--- Begin Information provided ---
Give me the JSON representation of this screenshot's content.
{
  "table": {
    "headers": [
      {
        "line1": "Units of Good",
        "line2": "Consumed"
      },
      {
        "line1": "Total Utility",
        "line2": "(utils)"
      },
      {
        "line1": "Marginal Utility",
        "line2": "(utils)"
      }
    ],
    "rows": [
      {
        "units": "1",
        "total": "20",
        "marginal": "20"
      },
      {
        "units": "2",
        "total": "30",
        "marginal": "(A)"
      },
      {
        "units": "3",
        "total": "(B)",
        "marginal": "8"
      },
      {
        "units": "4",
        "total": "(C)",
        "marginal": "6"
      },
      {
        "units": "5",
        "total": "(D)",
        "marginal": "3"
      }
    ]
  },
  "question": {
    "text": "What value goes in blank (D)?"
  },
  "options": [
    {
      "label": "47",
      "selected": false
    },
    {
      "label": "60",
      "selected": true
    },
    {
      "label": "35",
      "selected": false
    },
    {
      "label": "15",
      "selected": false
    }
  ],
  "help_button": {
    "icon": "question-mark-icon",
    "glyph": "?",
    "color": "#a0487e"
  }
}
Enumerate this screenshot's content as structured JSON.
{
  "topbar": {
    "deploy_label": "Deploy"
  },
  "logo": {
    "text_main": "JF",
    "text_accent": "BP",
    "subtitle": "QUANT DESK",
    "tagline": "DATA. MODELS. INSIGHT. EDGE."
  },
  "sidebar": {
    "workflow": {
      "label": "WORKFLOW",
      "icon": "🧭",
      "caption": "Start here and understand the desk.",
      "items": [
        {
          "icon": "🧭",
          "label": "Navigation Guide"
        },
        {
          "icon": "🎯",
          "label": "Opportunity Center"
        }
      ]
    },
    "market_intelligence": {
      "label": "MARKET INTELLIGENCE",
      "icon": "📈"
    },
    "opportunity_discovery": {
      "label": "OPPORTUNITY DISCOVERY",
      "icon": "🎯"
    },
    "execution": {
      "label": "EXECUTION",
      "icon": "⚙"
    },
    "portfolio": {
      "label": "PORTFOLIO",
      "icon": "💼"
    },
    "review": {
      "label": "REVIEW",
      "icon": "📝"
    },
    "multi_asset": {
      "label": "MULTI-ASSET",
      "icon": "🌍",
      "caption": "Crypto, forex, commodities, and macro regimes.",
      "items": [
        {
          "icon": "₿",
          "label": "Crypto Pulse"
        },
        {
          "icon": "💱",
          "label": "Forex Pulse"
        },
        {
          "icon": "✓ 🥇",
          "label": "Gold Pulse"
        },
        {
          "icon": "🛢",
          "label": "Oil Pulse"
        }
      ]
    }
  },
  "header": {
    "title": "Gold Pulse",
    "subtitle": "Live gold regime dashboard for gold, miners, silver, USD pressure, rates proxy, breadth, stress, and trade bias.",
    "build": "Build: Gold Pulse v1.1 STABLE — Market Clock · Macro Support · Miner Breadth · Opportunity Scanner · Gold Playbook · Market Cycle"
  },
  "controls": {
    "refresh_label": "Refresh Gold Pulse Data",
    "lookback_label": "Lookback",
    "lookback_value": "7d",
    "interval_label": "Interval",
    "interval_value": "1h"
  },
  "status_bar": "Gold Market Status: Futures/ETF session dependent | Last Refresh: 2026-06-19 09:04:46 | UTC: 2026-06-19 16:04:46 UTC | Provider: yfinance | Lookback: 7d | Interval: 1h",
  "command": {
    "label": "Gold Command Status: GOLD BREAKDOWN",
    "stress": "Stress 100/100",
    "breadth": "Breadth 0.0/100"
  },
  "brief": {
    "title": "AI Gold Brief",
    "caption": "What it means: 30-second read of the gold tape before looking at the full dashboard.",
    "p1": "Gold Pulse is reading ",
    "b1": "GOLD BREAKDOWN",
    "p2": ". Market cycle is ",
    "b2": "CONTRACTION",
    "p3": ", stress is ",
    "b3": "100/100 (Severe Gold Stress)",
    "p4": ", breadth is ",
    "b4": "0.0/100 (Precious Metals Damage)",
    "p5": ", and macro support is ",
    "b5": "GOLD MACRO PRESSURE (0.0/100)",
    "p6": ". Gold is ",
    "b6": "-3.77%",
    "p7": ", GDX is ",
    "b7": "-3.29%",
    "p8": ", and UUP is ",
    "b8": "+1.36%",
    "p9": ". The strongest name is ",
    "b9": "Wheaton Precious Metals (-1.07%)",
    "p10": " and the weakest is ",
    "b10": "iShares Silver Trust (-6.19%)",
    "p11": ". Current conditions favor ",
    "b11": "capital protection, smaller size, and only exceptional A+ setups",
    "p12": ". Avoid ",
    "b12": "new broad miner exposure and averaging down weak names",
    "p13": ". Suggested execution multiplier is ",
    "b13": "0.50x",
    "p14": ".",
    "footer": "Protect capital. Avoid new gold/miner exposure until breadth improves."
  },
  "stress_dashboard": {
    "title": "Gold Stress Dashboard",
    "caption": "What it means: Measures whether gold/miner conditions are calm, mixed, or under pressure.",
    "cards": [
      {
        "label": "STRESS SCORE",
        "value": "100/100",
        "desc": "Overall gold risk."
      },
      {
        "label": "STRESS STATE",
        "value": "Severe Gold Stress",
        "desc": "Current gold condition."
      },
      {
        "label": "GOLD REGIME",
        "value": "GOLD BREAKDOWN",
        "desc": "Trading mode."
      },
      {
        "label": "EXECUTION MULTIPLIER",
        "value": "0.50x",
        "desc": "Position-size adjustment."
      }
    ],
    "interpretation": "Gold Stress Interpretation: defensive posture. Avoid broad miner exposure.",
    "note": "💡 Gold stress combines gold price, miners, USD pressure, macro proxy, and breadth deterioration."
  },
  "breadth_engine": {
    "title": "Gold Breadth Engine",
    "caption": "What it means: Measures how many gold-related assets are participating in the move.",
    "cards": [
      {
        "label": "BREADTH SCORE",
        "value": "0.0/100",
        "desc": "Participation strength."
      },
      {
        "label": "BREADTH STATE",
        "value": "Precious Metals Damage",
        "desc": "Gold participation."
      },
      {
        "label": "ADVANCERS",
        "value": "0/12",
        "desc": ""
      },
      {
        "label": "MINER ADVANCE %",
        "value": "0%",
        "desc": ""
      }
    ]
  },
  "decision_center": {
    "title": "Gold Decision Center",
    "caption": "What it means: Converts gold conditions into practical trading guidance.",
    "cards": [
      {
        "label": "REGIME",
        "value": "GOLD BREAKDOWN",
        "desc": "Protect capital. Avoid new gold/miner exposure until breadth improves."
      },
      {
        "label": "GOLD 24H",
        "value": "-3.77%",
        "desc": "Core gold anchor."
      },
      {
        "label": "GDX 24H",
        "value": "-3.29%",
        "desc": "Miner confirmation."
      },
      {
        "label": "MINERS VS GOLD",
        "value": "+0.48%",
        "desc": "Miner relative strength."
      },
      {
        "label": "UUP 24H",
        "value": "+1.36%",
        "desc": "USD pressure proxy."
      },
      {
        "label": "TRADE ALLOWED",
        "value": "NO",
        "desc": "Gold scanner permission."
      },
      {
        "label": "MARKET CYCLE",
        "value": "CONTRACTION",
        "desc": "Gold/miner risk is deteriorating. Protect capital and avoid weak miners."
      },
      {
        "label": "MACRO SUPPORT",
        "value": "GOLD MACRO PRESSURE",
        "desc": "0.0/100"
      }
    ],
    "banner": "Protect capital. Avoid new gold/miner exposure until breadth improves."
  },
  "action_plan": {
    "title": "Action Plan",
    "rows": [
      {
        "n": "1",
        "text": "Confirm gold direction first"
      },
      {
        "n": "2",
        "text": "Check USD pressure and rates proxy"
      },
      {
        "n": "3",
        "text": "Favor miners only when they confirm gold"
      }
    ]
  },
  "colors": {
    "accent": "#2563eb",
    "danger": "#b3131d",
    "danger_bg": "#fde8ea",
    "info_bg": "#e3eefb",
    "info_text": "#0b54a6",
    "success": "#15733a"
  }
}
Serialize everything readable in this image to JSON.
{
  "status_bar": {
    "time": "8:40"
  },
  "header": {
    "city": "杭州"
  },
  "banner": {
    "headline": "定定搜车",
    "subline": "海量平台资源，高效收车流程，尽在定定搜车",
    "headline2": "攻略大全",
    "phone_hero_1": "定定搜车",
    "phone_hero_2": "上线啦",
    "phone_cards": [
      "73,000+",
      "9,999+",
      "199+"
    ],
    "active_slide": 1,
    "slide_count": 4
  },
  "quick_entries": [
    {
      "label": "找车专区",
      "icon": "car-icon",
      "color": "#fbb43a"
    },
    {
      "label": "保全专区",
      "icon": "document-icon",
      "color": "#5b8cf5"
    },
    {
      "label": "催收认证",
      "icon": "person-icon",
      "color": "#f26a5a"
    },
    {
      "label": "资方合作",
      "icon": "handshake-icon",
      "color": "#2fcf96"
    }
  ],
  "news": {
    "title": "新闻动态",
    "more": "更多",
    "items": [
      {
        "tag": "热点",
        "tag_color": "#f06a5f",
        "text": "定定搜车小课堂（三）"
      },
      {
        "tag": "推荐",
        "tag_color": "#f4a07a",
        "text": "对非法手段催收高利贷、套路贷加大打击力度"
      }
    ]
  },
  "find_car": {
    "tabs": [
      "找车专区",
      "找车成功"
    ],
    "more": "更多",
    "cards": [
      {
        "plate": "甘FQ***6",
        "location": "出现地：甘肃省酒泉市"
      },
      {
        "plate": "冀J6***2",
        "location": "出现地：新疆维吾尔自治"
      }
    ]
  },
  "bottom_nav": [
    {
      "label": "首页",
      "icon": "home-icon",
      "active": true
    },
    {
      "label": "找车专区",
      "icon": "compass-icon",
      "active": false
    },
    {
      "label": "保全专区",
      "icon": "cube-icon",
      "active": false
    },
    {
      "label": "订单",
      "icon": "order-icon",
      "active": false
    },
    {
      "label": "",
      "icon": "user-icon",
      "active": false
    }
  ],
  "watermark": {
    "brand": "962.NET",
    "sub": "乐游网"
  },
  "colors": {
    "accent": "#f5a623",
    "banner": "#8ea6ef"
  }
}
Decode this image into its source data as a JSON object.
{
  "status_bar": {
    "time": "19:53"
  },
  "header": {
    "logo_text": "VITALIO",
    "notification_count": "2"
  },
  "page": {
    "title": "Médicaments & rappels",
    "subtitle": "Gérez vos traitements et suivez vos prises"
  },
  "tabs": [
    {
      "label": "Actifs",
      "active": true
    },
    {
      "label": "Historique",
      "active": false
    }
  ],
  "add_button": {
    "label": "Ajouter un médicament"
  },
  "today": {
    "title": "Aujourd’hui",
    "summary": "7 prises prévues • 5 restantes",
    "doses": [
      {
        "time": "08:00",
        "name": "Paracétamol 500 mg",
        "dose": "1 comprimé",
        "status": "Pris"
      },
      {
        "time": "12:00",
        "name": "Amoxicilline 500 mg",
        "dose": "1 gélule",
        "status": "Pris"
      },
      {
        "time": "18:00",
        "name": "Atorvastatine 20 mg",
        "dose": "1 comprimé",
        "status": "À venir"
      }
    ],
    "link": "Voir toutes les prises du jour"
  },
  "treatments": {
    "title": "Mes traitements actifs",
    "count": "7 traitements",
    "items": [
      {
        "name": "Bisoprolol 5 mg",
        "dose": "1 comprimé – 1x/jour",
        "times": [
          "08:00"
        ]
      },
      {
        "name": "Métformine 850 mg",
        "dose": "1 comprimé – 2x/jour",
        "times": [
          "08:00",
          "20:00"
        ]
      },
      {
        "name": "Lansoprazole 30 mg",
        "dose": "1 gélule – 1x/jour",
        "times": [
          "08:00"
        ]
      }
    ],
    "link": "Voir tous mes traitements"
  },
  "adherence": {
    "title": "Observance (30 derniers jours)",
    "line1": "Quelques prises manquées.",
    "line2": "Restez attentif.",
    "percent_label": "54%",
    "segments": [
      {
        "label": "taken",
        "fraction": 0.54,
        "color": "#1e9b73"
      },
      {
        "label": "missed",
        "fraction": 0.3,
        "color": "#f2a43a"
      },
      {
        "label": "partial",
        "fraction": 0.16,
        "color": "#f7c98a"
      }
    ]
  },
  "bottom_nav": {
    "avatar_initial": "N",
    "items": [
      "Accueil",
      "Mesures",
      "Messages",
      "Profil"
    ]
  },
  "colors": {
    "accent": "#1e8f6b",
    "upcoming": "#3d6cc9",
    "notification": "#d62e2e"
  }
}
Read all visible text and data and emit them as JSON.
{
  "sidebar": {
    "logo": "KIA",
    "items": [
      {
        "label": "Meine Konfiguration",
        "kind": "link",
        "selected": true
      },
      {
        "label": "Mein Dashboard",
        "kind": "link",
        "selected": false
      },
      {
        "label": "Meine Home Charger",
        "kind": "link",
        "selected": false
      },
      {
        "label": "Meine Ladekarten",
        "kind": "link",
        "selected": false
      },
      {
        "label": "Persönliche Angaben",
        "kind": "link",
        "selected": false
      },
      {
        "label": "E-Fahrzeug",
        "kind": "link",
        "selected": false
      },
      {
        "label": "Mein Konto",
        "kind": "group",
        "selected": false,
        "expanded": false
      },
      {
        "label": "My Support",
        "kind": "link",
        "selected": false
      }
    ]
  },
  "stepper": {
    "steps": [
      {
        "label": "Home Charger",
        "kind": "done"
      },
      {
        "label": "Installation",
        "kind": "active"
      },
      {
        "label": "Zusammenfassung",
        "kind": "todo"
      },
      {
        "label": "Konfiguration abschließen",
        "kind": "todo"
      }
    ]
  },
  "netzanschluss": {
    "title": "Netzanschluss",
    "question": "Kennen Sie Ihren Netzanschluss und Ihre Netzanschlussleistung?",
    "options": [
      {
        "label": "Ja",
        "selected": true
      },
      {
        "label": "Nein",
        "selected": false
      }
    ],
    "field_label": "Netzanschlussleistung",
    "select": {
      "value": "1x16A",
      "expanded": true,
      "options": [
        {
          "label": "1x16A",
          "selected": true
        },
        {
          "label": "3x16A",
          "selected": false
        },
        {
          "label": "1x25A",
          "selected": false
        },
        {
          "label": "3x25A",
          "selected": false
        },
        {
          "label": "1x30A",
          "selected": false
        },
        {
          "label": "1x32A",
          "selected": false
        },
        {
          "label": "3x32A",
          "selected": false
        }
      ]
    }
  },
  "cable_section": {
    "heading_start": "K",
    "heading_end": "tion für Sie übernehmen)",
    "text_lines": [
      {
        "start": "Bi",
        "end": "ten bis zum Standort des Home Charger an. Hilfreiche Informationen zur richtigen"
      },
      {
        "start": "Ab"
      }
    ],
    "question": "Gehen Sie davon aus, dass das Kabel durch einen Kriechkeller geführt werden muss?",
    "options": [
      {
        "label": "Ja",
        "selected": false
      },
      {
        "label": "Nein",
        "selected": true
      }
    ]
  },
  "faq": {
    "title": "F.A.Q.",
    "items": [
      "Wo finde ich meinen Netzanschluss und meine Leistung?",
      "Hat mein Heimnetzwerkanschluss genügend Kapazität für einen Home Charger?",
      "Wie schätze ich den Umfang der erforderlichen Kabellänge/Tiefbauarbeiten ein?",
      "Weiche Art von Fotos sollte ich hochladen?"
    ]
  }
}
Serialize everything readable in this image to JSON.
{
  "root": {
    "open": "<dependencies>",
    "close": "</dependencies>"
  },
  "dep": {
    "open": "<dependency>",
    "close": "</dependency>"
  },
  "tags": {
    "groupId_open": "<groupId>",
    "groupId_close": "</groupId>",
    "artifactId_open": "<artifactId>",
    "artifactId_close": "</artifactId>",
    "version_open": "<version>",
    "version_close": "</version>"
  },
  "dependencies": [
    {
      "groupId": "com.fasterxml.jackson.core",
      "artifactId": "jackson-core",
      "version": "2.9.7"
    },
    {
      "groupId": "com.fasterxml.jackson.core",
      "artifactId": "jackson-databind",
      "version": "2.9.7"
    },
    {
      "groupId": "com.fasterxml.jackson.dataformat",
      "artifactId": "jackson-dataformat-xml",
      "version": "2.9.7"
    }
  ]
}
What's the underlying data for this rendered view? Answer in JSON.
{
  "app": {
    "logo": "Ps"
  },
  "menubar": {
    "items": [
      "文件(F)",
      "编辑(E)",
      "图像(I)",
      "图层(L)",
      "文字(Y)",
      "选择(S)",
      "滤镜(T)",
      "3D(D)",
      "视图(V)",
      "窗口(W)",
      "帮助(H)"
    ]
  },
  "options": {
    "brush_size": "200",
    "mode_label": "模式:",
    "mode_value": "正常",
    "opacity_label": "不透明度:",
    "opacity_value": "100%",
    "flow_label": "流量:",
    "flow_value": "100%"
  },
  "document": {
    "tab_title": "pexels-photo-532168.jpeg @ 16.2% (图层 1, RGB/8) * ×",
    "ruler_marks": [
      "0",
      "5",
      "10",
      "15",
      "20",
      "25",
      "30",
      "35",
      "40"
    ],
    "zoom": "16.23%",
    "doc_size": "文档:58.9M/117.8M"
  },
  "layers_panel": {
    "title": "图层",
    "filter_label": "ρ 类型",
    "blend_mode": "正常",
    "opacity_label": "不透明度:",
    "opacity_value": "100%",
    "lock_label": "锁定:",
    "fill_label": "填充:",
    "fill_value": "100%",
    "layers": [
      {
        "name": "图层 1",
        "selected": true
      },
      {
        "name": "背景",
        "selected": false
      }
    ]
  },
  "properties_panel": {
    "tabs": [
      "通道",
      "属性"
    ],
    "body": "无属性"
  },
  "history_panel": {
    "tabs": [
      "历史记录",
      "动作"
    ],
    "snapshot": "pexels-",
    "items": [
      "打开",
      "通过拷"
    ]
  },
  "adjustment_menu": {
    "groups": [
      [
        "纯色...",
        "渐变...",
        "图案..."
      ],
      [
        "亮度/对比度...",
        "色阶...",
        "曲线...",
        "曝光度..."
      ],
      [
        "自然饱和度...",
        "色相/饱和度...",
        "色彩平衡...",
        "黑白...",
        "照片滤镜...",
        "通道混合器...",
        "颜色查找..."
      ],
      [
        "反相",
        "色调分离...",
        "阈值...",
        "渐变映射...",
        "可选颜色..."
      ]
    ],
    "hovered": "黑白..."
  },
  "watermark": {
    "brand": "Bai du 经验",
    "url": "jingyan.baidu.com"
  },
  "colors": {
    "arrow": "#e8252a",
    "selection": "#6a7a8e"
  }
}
--- End Information provided ---
• Exercise directions
Within the data above, count the lines that contain the string "BREAKDOWN"; the reply is the number alone.

• Solution below
4